Problem requirements ▸ Extract each line of the records below that contains the word "body".

Extracted material ▸
· · · · · · ·

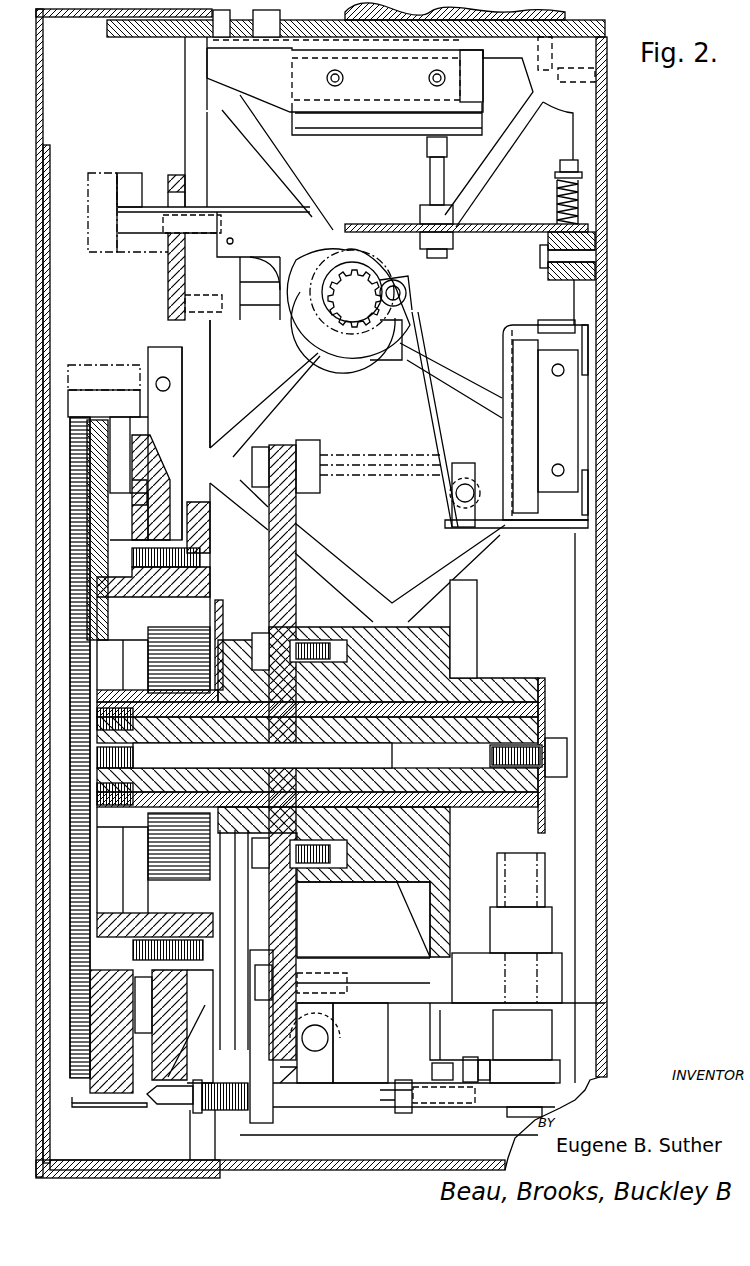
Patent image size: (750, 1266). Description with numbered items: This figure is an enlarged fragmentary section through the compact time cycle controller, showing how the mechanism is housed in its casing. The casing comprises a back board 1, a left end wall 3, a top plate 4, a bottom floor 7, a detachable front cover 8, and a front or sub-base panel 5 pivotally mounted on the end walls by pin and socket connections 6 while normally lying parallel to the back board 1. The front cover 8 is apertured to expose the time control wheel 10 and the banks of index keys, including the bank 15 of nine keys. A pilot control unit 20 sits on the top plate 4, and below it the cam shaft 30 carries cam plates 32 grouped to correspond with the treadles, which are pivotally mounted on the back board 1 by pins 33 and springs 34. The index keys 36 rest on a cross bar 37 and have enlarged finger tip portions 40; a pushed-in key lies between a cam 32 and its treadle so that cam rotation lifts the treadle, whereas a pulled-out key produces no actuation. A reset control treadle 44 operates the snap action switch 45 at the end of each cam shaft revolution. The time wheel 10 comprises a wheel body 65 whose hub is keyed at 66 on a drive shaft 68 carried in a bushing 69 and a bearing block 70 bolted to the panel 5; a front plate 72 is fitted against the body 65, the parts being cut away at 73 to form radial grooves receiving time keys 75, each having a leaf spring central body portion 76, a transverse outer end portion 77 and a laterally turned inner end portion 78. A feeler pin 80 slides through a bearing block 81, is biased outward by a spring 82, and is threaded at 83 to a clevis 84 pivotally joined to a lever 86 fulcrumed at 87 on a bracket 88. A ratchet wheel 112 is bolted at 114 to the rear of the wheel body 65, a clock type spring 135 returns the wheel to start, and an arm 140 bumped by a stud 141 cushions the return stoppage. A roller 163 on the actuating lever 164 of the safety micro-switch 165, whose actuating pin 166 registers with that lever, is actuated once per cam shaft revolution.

The back board 1 is at (607, 590).
The left end wall 3 is at (575, 663).
The top plate 4 is at (143, 37).
The sub-base panel 5 is at (296, 515).
The pin and socket connections 6 is at (318, 1040).
The bottom floor 7 is at (355, 1170).
The front cover 8 is at (124, 593).
The time control wheel 10 is at (122, 1108).
The bank of keys 15 is at (112, 172).
The pilot control unit 20 is at (348, 18).
The cam shaft 30 is at (343, 310).
The cam plates 32 is at (318, 275).
The pins 33 is at (565, 165).
The springs 34 is at (555, 208).
The index keys 36 is at (255, 207).
The cross bar 37 is at (168, 275).
The finger tip portions 40 is at (133, 173).
The reset control treadle 44 is at (485, 218).
The snap action switch 45 is at (488, 70).
The wheel body 65 is at (150, 455).
The hub keying 66 is at (155, 745).
The drive shaft 68 is at (265, 748).
The bushing 69 is at (508, 705).
The bearing block 70 is at (322, 627).
The front plate 72 is at (72, 452).
The grooves 73 is at (122, 597).
The time key 75 is at (72, 400).
The central body portion 76 is at (120, 440).
The outer end portion 77 is at (95, 390).
The inner end portion 78 is at (165, 500).
The feeler pin 80 is at (175, 1104).
The bearing block 81 is at (273, 1113).
The spring 82 is at (230, 1083).
The threaded connection 83 is at (437, 1103).
The clevis 84 is at (484, 1107).
The lever 86 is at (560, 1070).
The fulcrum 87 is at (552, 1008).
The bracket 88 is at (562, 975).
The ratchet wheel 112 is at (210, 530).
The bolts 114 is at (210, 570).
The clock type spring 135 is at (232, 612).
The arm 140 is at (240, 900).
The stud 141 is at (178, 1067).
The roller 163 is at (412, 279).
The actuating lever 164 is at (430, 338).
The safety micro-switch 165 is at (565, 437).
The actuating pin 166 is at (460, 475).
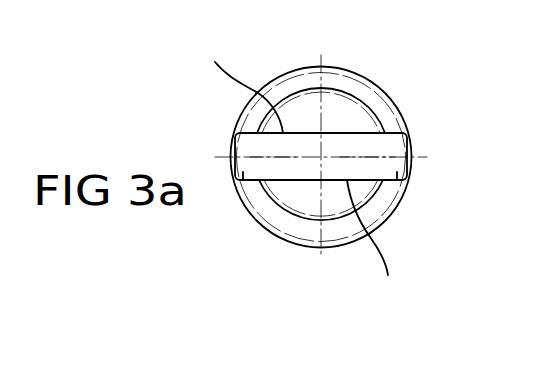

· · · · · · ·

Output of the task ▸
Patent image size: (750, 1266). Description with numbered items: This figure is an enlarged fragmentary section through the compact time cycle controller, showing how the mechanism is housed in its casing. The casing comprises a back board 1, a left end wall 3, a top plate 4, a bottom floor 7, a detachable front cover 8, and a front or sub-base panel 5 pivotally mounted on the end walls by pin and socket connections 6 while normally lying parallel to the back board 1. The front cover 8 is apertured to expose the time control wheel 10 and the banks of index keys, including the bank 15 of nine keys. A pilot control unit 20 sits on the top plate 4, and below it the cam shaft 30 carries cam plates 32 grouped to correspond with the treadles, which are pivotally mounted on the back board 1 by pins 33 and springs 34. The index keys 36 rest on a cross bar 37 and have enlarged finger tip portions 40; a pushed-in key lies between a cam 32 and its treadle so that cam rotation lifts the treadle, whereas a pulled-out key produces no actuation. A reset control treadle 44 operates the snap action switch 45 at the end of each cam shaft revolution. The time wheel 10 comprises a wheel body 65 whose hub is keyed at 66 on a drive shaft 68 carried in a bushing 69 and a bearing block 70 bolted to the panel 5; a front plate 72 is fitted against the body 65, the parts being cut away at 73 to form radial grooves receiving time keys 75, each having a leaf spring central body portion 76, a transverse outer end portion 77 and a laterally turned inner end portion 78. A feeler pin 80 slides through a bearing block 81, is biased outward by a spring 82, and is threaded at 83 to a clevis 84 pivotally joined to a lever 86 fulcrumed at 87 on a bracket 88. A ratchet wheel 112 is bolted at 114 to the rear of the wheel body 65, a clock type spring 135 returns the wheel to start, and an arm 140 bumped by a stud 141 cushions the return stoppage. A roller 163 on the actuating lever 164 of the safety micro-switch 165, whose actuating pin 166 registers with that lever, is actuated once per cam shaft revolution.
The wheel body 65 is at (150, 455).
The central body portion 76 is at (120, 440).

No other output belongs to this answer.